* [Task details]: From the entries below, gather every line containing the string "cooking".

--- start of Dataset content ---

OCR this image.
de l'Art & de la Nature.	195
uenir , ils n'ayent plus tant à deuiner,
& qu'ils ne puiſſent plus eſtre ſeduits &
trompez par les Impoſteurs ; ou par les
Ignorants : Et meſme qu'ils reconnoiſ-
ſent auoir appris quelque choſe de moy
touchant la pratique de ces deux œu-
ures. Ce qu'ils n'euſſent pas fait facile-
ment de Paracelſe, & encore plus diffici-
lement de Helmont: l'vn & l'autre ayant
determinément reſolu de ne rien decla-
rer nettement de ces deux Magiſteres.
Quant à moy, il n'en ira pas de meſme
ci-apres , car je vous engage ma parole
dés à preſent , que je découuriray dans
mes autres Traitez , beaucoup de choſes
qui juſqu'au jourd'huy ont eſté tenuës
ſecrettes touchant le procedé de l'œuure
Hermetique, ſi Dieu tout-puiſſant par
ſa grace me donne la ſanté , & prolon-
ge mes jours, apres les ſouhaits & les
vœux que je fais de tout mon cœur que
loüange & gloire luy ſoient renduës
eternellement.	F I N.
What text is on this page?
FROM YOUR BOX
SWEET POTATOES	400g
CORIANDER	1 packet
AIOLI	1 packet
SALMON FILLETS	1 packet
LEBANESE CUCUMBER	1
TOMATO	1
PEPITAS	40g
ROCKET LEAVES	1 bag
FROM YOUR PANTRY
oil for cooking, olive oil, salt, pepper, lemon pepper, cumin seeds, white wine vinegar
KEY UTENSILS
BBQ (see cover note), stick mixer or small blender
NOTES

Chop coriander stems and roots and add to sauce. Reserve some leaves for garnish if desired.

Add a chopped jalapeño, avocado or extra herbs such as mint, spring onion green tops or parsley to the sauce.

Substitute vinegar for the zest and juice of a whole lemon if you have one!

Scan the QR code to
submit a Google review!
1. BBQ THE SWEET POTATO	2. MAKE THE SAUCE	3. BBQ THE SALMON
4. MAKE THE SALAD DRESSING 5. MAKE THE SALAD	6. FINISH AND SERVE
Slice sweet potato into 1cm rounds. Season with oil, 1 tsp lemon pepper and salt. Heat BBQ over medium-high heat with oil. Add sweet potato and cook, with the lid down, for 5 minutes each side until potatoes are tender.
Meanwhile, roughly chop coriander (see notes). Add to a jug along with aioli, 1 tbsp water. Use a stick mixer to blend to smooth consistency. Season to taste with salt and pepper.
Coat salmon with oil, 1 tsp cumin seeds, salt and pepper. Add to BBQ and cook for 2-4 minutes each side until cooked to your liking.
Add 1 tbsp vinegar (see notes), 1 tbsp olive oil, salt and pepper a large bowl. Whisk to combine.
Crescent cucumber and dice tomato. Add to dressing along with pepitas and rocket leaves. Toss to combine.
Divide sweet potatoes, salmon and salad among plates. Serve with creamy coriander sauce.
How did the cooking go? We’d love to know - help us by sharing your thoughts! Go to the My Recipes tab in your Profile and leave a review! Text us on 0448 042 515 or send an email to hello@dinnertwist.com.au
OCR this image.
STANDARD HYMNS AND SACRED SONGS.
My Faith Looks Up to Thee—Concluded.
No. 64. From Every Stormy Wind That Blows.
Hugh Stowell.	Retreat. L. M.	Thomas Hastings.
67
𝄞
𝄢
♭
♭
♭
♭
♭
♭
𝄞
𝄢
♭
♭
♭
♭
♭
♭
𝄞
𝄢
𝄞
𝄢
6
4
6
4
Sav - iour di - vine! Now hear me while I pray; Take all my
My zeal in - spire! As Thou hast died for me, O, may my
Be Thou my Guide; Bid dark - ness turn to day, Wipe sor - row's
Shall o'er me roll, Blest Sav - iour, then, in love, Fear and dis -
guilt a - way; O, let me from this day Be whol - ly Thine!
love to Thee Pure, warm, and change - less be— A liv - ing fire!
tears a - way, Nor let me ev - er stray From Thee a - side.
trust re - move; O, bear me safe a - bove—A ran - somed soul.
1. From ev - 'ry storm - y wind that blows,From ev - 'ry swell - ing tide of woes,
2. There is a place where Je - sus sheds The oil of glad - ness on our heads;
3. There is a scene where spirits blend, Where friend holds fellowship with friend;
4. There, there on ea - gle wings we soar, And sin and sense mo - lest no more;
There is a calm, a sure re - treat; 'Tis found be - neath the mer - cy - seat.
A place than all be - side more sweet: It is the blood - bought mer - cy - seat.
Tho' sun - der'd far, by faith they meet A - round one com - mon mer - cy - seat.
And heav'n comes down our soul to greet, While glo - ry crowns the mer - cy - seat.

--- end of Dataset content ---

* [Answer below]:
oil for cooking, olive oil, salt, pepper, lemon pepper, cumin seeds, white wine vinegar
How did the cooking go? We’d love to know - help us by sharing your thoughts! Go to the My Recipes tab in your Profile and leave a review! Text us on 0448 042 515 or send an email to hello@dinnertwist.com.au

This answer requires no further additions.